What is asked: Reproduce every entry that follows word for word, but omit the images.

Records for the task:
%%
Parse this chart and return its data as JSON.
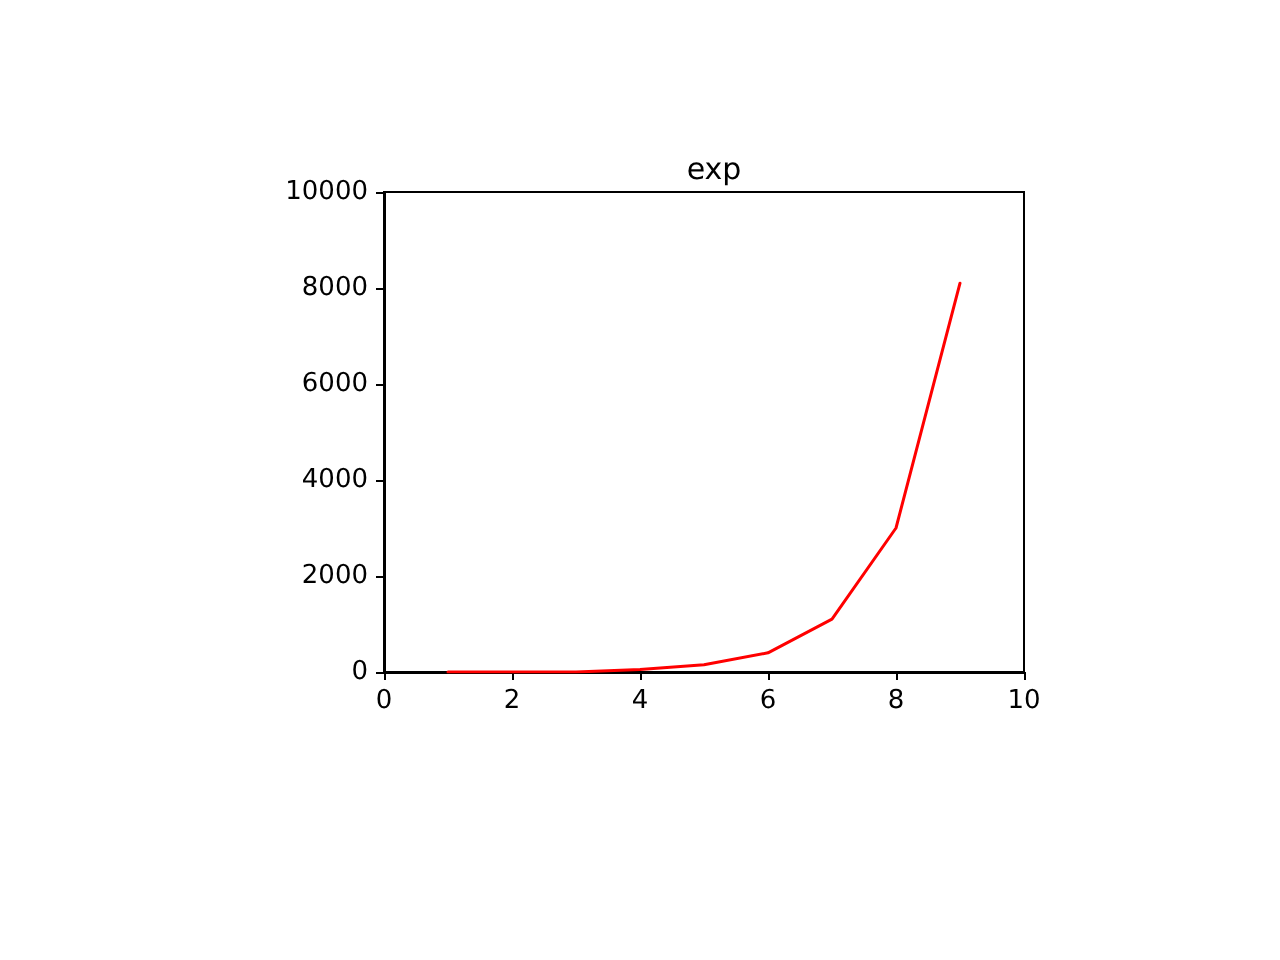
{
  "chart_data": {
    "type": "line",
    "title": "exp",
    "x": [
      1,
      2,
      3,
      4,
      5,
      6,
      7,
      8,
      9
    ],
    "series": [
      {
        "color": "#ff0000",
        "values": [
          0,
          0,
          0,
          50,
          150,
          400,
          1100,
          3000,
          8100
        ]
      }
    ],
    "xlim": [
      0,
      10
    ],
    "xticks": [
      0,
      2,
      4,
      6,
      8,
      10
    ],
    "ylim": [
      0,
      10000
    ],
    "yticks": [
      0,
      2000,
      4000,
      6000,
      8000,
      10000
    ],
    "grid": false,
    "marker": "none",
    "line_style": "solid"
  }
}
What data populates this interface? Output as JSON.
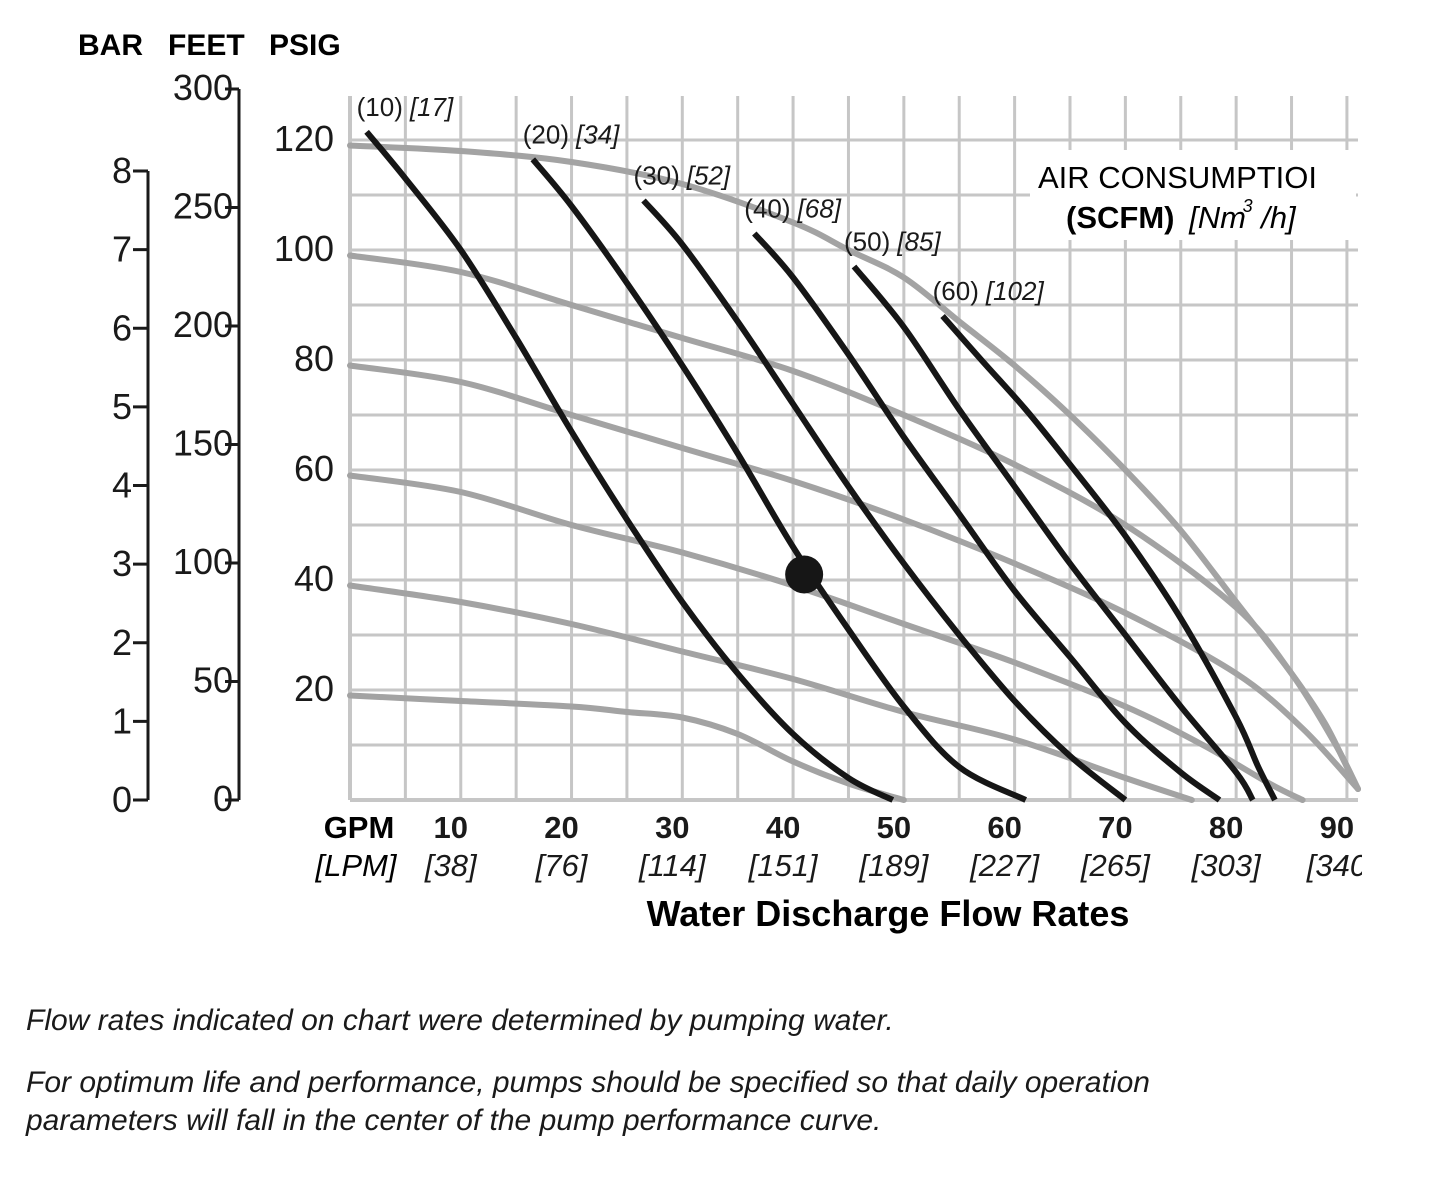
%%
Final result:
Parse this chart and return its data as JSON.
{
  "chart_data": {
    "type": "line",
    "title": "exp",
    "x": [
      1,
      2,
      3,
      4,
      5,
      6,
      7,
      8,
      9
    ],
    "series": [
      {
        "color": "#ff0000",
        "values": [
          0,
          0,
          0,
          50,
          150,
          400,
          1100,
          3000,
          8100
        ]
      }
    ],
    "xlim": [
      0,
      10
    ],
    "xticks": [
      0,
      2,
      4,
      6,
      8,
      10
    ],
    "ylim": [
      0,
      10000
    ],
    "yticks": [
      0,
      2000,
      4000,
      6000,
      8000,
      10000
    ],
    "grid": false,
    "marker": "none",
    "line_style": "solid"
  }
}
What data populates this interface? Output as JSON.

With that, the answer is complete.